• WRITTEN PROBLEM: Extract every line of the material that holds the string "this".

• Records from a dataset:
========================================

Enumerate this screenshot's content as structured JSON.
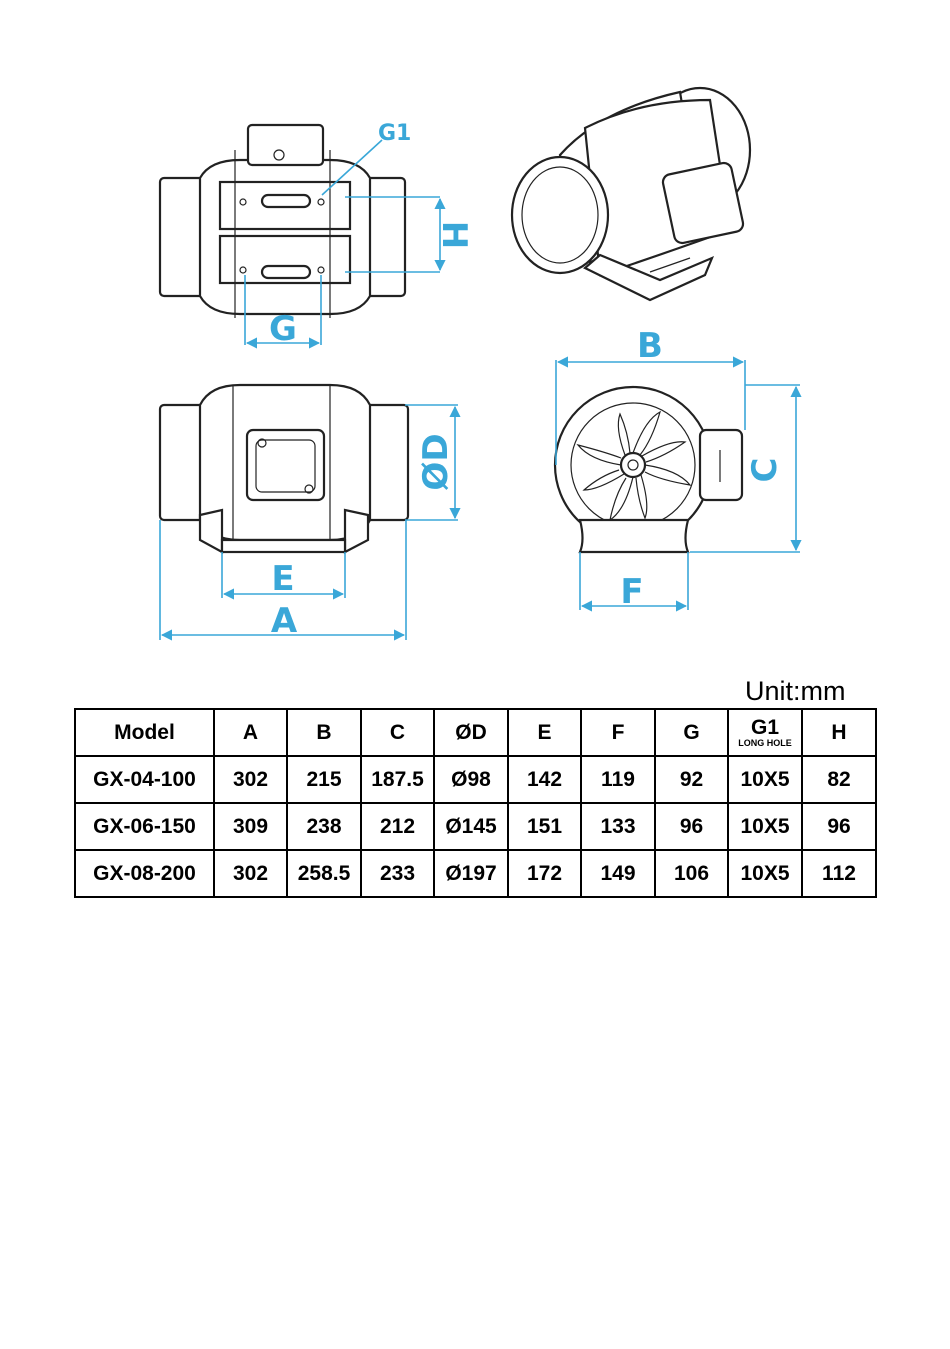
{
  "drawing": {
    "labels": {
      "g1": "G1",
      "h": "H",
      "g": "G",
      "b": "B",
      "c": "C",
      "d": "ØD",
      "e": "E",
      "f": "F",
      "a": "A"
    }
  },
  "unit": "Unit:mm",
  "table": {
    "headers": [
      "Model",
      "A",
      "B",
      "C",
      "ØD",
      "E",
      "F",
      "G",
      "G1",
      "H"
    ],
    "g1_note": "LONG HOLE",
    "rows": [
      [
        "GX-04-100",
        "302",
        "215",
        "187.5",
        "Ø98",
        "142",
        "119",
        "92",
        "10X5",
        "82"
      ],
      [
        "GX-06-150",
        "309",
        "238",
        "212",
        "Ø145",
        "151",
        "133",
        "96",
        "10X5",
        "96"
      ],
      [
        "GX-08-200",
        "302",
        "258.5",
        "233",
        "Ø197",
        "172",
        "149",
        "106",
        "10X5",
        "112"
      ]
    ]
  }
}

========================================

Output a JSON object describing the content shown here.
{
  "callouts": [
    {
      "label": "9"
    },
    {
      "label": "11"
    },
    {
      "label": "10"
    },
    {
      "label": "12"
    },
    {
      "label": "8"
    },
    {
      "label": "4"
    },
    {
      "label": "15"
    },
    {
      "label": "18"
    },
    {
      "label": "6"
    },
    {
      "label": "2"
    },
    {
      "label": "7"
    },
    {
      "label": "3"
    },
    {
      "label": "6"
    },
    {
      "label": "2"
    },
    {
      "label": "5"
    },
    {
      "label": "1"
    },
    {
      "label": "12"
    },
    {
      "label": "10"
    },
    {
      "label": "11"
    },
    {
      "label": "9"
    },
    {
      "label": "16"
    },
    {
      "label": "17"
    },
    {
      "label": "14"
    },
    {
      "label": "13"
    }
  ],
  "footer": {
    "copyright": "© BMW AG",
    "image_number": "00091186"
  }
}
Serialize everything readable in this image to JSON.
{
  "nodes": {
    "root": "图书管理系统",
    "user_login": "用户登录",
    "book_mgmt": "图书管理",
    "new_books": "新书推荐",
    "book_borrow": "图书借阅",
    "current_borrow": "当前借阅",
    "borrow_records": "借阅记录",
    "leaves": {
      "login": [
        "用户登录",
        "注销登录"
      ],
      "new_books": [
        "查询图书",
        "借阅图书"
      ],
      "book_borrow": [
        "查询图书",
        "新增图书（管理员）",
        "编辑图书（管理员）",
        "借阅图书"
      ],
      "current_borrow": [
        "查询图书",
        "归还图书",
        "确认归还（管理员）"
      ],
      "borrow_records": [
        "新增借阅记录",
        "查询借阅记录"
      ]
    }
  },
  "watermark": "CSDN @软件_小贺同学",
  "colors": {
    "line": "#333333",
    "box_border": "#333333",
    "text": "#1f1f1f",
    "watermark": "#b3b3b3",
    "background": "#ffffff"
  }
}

========================================

• CORRECT OUTPUT:
Enumerate this screenshot's content as structured JSON.
Serialize everything readable in this image to JSON.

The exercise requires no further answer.